== Records shown

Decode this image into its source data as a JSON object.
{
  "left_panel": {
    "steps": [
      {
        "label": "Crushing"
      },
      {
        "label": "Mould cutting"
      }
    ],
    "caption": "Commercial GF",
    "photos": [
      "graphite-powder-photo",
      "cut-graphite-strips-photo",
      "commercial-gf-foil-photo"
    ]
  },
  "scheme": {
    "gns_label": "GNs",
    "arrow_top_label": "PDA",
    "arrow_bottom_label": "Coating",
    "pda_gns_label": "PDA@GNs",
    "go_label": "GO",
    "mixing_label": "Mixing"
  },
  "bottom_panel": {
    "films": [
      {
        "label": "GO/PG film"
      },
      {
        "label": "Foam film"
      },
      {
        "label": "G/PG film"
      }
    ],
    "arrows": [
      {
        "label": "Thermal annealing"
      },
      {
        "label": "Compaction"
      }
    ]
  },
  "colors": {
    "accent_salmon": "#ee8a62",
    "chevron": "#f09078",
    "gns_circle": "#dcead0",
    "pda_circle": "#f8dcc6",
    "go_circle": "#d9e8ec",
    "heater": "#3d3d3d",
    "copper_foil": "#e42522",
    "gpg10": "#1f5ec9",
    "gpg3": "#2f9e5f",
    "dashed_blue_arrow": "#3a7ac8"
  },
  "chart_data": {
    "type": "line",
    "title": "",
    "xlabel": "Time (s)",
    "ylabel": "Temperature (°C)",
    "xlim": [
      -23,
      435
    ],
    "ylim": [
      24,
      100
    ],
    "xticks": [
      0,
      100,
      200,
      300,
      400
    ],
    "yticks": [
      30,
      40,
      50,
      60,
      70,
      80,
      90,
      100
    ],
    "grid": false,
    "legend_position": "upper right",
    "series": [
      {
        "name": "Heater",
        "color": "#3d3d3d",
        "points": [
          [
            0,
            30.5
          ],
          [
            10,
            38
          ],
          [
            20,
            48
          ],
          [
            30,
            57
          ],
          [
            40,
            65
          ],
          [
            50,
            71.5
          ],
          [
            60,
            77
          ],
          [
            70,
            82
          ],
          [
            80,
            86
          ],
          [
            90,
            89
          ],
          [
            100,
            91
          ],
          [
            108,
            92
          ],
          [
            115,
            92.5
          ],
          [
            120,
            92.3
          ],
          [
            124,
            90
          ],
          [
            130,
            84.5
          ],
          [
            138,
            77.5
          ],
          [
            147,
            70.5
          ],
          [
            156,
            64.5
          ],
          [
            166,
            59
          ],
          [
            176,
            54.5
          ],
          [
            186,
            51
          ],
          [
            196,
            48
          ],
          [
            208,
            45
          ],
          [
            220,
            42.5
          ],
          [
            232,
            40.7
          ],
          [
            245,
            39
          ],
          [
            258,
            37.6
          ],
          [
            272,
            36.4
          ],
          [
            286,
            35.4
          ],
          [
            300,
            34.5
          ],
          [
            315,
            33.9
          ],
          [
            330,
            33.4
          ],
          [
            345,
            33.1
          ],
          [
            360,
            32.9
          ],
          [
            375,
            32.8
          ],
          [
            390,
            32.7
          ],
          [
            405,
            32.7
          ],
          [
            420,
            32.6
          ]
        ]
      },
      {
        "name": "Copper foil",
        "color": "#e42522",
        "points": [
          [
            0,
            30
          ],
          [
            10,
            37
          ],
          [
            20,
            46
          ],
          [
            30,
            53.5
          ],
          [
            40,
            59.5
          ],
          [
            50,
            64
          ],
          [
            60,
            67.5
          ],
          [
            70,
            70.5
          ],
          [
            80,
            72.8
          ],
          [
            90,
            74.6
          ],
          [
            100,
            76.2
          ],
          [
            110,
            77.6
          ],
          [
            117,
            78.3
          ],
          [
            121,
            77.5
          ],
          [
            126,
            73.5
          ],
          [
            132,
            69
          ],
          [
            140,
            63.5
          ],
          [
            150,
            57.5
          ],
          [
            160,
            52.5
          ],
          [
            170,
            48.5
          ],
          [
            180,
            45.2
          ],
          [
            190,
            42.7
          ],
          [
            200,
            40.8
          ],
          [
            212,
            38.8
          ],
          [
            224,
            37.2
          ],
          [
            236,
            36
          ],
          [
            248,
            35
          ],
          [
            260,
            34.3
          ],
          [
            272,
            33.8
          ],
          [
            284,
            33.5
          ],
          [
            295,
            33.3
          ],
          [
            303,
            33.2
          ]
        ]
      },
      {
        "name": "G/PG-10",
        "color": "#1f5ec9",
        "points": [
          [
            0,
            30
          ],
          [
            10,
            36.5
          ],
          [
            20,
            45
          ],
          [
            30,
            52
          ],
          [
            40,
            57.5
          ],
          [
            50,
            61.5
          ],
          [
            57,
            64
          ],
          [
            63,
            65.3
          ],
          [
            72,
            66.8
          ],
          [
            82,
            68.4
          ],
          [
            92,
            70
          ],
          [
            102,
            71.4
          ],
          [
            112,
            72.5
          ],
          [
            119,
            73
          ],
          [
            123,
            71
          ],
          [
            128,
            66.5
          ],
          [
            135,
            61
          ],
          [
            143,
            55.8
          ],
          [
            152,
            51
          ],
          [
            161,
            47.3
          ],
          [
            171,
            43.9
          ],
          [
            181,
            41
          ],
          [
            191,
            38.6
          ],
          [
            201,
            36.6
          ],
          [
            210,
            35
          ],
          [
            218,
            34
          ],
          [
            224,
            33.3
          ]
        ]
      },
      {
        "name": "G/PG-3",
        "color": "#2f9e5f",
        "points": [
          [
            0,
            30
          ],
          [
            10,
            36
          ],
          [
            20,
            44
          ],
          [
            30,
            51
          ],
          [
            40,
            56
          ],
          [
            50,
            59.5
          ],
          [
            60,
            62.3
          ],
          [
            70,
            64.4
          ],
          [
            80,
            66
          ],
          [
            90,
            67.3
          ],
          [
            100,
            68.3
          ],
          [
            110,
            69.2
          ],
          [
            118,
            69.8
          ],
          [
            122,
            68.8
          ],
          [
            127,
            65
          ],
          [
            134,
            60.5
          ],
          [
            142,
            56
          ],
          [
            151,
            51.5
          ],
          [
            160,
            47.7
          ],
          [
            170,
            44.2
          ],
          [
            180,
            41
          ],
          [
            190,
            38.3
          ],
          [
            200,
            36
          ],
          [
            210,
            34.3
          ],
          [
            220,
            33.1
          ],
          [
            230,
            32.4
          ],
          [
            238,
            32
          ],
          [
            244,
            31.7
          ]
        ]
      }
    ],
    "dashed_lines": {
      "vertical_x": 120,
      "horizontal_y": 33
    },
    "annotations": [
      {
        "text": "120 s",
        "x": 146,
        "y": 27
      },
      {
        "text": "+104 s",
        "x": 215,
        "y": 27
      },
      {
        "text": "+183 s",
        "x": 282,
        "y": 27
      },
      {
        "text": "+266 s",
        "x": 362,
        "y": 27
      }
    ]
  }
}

====

### Set exercise:
Copy the data above in full, character for character.

### Task answer:
Decode this image into its source data as a JSON object.
{
  "left_panel": {
    "steps": [
      {
        "label": "Crushing"
      },
      {
        "label": "Mould cutting"
      }
    ],
    "caption": "Commercial GF",
    "photos": [
      "graphite-powder-photo",
      "cut-graphite-strips-photo",
      "commercial-gf-foil-photo"
    ]
  },
  "scheme": {
    "gns_label": "GNs",
    "arrow_top_label": "PDA",
    "arrow_bottom_label": "Coating",
    "pda_gns_label": "PDA@GNs",
    "go_label": "GO",
    "mixing_label": "Mixing"
  },
  "bottom_panel": {
    "films": [
      {
        "label": "GO/PG film"
      },
      {
        "label": "Foam film"
      },
      {
        "label": "G/PG film"
      }
    ],
    "arrows": [
      {
        "label": "Thermal annealing"
      },
      {
        "label": "Compaction"
      }
    ]
  },
  "colors": {
    "accent_salmon": "#ee8a62",
    "chevron": "#f09078",
    "gns_circle": "#dcead0",
    "pda_circle": "#f8dcc6",
    "go_circle": "#d9e8ec",
    "heater": "#3d3d3d",
    "copper_foil": "#e42522",
    "gpg10": "#1f5ec9",
    "gpg3": "#2f9e5f",
    "dashed_blue_arrow": "#3a7ac8"
  },
  "chart_data": {
    "type": "line",
    "title": "",
    "xlabel": "Time (s)",
    "ylabel": "Temperature (°C)",
    "xlim": [
      -23,
      435
    ],
    "ylim": [
      24,
      100
    ],
    "xticks": [
      0,
      100,
      200,
      300,
      400
    ],
    "yticks": [
      30,
      40,
      50,
      60,
      70,
      80,
      90,
      100
    ],
    "grid": false,
    "legend_position": "upper right",
    "series": [
      {
        "name": "Heater",
        "color": "#3d3d3d",
        "points": [
          [
            0,
            30.5
          ],
          [
            10,
            38
          ],
          [
            20,
            48
          ],
          [
            30,
            57
          ],
          [
            40,
            65
          ],
          [
            50,
            71.5
          ],
          [
            60,
            77
          ],
          [
            70,
            82
          ],
          [
            80,
            86
          ],
          [
            90,
            89
          ],
          [
            100,
            91
          ],
          [
            108,
            92
          ],
          [
            115,
            92.5
          ],
          [
            120,
            92.3
          ],
          [
            124,
            90
          ],
          [
            130,
            84.5
          ],
          [
            138,
            77.5
          ],
          [
            147,
            70.5
          ],
          [
            156,
            64.5
          ],
          [
            166,
            59
          ],
          [
            176,
            54.5
          ],
          [
            186,
            51
          ],
          [
            196,
            48
          ],
          [
            208,
            45
          ],
          [
            220,
            42.5
          ],
          [
            232,
            40.7
          ],
          [
            245,
            39
          ],
          [
            258,
            37.6
          ],
          [
            272,
            36.4
          ],
          [
            286,
            35.4
          ],
          [
            300,
            34.5
          ],
          [
            315,
            33.9
          ],
          [
            330,
            33.4
          ],
          [
            345,
            33.1
          ],
          [
            360,
            32.9
          ],
          [
            375,
            32.8
          ],
          [
            390,
            32.7
          ],
          [
            405,
            32.7
          ],
          [
            420,
            32.6
          ]
        ]
      },
      {
        "name": "Copper foil",
        "color": "#e42522",
        "points": [
          [
            0,
            30
          ],
          [
            10,
            37
          ],
          [
            20,
            46
          ],
          [
            30,
            53.5
          ],
          [
            40,
            59.5
          ],
          [
            50,
            64
          ],
          [
            60,
            67.5
          ],
          [
            70,
            70.5
          ],
          [
            80,
            72.8
          ],
          [
            90,
            74.6
          ],
          [
            100,
            76.2
          ],
          [
            110,
            77.6
          ],
          [
            117,
            78.3
          ],
          [
            121,
            77.5
          ],
          [
            126,
            73.5
          ],
          [
            132,
            69
          ],
          [
            140,
            63.5
          ],
          [
            150,
            57.5
          ],
          [
            160,
            52.5
          ],
          [
            170,
            48.5
          ],
          [
            180,
            45.2
          ],
          [
            190,
            42.7
          ],
          [
            200,
            40.8
          ],
          [
            212,
            38.8
          ],
          [
            224,
            37.2
          ],
          [
            236,
            36
          ],
          [
            248,
            35
          ],
          [
            260,
            34.3
          ],
          [
            272,
            33.8
          ],
          [
            284,
            33.5
          ],
          [
            295,
            33.3
          ],
          [
            303,
            33.2
          ]
        ]
      },
      {
        "name": "G/PG-10",
        "color": "#1f5ec9",
        "points": [
          [
            0,
            30
          ],
          [
            10,
            36.5
          ],
          [
            20,
            45
          ],
          [
            30,
            52
          ],
          [
            40,
            57.5
          ],
          [
            50,
            61.5
          ],
          [
            57,
            64
          ],
          [
            63,
            65.3
          ],
          [
            72,
            66.8
          ],
          [
            82,
            68.4
          ],
          [
            92,
            70
          ],
          [
            102,
            71.4
          ],
          [
            112,
            72.5
          ],
          [
            119,
            73
          ],
          [
            123,
            71
          ],
          [
            128,
            66.5
          ],
          [
            135,
            61
          ],
          [
            143,
            55.8
          ],
          [
            152,
            51
          ],
          [
            161,
            47.3
          ],
          [
            171,
            43.9
          ],
          [
            181,
            41
          ],
          [
            191,
            38.6
          ],
          [
            201,
            36.6
          ],
          [
            210,
            35
          ],
          [
            218,
            34
          ],
          [
            224,
            33.3
          ]
        ]
      },
      {
        "name": "G/PG-3",
        "color": "#2f9e5f",
        "points": [
          [
            0,
            30
          ],
          [
            10,
            36
          ],
          [
            20,
            44
          ],
          [
            30,
            51
          ],
          [
            40,
            56
          ],
          [
            50,
            59.5
          ],
          [
            60,
            62.3
          ],
          [
            70,
            64.4
          ],
          [
            80,
            66
          ],
          [
            90,
            67.3
          ],
          [
            100,
            68.3
          ],
          [
            110,
            69.2
          ],
          [
            118,
            69.8
          ],
          [
            122,
            68.8
          ],
          [
            127,
            65
          ],
          [
            134,
            60.5
          ],
          [
            142,
            56
          ],
          [
            151,
            51.5
          ],
          [
            160,
            47.7
          ],
          [
            170,
            44.2
          ],
          [
            180,
            41
          ],
          [
            190,
            38.3
          ],
          [
            200,
            36
          ],
          [
            210,
            34.3
          ],
          [
            220,
            33.1
          ],
          [
            230,
            32.4
          ],
          [
            238,
            32
          ],
          [
            244,
            31.7
          ]
        ]
      }
    ],
    "dashed_lines": {
      "vertical_x": 120,
      "horizontal_y": 33
    },
    "annotations": [
      {
        "text": "120 s",
        "x": 146,
        "y": 27
      },
      {
        "text": "+104 s",
        "x": 215,
        "y": 27
      },
      {
        "text": "+183 s",
        "x": 282,
        "y": 27
      },
      {
        "text": "+266 s",
        "x": 362,
        "y": 27
      }
    ]
  }
}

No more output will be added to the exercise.